### Extracted data
--- --- ---
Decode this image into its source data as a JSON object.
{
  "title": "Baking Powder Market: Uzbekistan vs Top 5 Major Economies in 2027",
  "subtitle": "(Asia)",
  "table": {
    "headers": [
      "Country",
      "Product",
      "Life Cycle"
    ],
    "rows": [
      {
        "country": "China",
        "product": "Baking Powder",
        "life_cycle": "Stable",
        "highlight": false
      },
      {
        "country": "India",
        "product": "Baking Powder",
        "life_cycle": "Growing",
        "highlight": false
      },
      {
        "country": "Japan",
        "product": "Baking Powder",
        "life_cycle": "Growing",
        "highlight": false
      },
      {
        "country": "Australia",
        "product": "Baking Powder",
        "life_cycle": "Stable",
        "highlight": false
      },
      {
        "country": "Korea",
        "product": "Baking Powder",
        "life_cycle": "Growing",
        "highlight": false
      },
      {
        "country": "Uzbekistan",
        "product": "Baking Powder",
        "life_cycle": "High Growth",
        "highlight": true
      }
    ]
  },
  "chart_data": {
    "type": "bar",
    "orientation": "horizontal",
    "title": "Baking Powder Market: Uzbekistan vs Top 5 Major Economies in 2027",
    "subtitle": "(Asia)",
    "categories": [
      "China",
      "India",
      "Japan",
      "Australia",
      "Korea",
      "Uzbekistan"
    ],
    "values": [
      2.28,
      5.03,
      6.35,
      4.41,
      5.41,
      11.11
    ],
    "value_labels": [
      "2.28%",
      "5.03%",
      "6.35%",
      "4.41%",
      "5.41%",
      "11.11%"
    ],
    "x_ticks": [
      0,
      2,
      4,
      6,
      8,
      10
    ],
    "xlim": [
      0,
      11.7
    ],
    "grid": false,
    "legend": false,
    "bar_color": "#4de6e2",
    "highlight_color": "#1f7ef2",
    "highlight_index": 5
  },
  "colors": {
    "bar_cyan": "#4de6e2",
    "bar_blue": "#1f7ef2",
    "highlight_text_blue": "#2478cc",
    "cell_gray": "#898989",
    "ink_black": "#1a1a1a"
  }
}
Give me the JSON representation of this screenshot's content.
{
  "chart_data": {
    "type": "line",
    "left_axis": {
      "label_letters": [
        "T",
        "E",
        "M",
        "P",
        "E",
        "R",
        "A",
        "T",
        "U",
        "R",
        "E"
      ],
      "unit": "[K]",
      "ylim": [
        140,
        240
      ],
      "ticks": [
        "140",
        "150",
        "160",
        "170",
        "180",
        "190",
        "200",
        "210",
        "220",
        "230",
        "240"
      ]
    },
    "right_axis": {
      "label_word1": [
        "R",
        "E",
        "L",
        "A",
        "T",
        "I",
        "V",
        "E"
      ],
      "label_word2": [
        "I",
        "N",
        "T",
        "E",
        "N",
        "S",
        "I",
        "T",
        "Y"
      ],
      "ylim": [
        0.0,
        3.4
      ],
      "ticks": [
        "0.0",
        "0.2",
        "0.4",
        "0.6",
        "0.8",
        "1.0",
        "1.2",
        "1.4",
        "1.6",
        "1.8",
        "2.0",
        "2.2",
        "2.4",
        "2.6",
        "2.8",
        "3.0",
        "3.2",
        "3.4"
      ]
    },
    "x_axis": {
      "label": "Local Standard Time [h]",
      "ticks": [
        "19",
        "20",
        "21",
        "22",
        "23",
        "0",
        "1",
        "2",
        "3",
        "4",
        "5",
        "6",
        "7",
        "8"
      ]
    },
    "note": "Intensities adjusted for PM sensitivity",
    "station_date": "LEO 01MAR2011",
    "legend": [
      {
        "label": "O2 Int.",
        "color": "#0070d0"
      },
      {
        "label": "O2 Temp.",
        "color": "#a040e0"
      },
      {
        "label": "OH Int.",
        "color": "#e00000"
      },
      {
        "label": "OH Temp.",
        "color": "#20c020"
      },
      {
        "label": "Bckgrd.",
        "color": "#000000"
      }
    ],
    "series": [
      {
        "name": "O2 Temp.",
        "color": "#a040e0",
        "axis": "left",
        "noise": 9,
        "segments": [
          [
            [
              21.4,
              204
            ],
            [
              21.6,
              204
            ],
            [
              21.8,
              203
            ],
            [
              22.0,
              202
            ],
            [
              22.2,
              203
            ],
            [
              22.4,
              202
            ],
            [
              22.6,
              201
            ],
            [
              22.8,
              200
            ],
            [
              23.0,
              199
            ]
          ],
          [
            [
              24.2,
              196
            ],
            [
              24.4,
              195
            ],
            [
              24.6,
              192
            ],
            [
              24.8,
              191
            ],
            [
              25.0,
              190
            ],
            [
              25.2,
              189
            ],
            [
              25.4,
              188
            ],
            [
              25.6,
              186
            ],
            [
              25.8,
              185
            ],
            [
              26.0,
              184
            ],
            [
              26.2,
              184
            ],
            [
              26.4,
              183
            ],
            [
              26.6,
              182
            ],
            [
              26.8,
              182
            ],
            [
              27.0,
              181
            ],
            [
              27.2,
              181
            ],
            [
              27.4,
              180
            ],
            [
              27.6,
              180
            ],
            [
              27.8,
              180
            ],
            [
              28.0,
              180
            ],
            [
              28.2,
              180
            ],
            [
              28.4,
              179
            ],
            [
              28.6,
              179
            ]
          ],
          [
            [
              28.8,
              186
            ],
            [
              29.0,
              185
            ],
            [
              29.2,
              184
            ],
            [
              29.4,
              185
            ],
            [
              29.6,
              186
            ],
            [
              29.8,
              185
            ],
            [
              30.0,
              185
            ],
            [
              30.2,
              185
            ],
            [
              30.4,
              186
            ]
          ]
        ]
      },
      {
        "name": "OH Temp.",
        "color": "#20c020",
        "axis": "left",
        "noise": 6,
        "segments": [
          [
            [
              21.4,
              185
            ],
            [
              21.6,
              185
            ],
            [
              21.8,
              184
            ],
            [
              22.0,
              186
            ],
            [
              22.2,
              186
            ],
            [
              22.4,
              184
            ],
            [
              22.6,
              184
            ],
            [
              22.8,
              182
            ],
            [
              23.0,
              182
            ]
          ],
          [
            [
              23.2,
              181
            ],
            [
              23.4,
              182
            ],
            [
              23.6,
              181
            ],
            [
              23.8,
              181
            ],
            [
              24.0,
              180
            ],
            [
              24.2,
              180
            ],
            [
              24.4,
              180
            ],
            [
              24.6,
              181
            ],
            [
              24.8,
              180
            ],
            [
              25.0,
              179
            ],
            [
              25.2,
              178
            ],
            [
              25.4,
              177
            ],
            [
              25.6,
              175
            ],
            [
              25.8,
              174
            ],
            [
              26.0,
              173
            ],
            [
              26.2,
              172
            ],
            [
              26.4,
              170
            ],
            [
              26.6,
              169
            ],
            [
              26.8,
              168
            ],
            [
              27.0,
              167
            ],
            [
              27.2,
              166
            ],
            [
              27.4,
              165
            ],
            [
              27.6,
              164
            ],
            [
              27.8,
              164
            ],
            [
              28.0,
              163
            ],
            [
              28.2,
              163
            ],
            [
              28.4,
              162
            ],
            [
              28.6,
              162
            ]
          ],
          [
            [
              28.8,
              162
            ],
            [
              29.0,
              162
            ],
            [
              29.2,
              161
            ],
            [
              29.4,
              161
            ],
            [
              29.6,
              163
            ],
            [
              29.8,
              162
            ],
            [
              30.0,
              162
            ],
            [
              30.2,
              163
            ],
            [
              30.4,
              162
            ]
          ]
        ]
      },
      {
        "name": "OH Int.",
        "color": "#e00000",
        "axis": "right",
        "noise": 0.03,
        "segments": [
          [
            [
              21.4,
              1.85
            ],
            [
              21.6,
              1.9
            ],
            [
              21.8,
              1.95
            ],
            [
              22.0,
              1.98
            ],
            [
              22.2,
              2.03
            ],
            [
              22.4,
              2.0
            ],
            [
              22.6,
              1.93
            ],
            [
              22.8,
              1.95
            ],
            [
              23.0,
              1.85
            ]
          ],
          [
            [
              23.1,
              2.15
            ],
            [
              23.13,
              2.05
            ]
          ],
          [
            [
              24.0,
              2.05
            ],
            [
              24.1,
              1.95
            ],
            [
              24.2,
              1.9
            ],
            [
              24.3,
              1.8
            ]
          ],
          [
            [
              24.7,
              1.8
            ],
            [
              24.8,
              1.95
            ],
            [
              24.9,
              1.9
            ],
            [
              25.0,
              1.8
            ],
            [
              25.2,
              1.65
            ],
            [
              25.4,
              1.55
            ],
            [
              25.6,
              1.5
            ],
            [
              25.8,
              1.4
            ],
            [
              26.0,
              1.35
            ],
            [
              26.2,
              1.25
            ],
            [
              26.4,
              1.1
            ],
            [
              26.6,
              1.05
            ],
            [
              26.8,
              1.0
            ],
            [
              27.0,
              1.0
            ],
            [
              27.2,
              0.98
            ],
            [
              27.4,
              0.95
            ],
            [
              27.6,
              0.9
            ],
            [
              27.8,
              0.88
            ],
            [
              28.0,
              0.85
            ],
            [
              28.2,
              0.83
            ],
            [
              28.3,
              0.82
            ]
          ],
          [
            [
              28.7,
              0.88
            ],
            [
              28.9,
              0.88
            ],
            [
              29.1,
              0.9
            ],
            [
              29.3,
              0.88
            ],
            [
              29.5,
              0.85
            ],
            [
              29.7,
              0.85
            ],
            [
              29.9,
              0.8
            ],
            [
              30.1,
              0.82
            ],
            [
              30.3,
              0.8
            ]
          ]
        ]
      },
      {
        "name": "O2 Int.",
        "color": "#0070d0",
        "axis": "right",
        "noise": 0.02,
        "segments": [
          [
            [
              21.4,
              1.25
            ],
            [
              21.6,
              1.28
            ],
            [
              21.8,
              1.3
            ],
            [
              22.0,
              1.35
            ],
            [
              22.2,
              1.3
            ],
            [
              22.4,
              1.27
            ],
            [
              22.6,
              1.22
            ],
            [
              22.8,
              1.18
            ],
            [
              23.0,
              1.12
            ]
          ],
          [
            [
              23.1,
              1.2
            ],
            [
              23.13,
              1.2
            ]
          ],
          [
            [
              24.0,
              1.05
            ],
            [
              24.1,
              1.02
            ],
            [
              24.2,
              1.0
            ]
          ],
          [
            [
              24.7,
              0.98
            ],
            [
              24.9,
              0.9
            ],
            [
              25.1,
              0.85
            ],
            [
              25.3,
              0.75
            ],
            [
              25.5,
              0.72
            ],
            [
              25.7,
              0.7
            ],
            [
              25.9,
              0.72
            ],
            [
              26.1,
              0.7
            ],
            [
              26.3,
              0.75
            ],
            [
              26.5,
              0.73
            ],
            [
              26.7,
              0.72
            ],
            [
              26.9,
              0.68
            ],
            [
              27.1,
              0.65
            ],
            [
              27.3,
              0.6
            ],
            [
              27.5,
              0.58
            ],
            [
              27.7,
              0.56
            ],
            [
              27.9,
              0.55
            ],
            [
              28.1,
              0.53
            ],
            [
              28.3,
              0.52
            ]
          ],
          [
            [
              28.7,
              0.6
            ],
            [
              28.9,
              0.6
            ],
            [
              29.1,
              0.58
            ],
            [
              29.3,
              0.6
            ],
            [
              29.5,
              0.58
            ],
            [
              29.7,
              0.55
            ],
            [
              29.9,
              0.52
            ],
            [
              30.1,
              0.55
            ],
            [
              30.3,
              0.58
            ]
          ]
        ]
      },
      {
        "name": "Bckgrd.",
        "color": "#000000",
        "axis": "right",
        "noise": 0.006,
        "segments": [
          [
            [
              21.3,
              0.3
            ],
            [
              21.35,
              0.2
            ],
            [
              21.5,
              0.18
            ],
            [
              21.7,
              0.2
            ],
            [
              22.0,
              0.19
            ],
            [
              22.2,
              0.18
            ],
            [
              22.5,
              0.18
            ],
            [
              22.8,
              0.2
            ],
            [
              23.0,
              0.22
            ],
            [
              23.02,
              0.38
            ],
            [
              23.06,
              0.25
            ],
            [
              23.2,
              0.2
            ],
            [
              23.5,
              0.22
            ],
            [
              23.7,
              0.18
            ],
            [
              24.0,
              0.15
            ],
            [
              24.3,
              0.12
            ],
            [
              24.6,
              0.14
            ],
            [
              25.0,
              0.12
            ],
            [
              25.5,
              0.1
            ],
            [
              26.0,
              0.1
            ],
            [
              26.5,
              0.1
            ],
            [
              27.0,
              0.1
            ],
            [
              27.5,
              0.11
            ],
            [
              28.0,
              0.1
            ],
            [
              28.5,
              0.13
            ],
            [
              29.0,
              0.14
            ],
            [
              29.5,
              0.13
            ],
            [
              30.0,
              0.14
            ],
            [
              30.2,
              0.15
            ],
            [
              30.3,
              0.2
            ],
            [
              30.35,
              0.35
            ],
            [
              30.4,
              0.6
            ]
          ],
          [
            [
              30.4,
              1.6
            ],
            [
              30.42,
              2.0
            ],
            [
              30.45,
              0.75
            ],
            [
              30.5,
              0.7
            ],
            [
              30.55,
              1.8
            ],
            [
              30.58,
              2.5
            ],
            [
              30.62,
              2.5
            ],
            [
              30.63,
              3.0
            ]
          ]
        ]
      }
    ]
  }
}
--- --- ---
Among these entries, how many lines include the string "Economies"? Reply with the number by itself.

2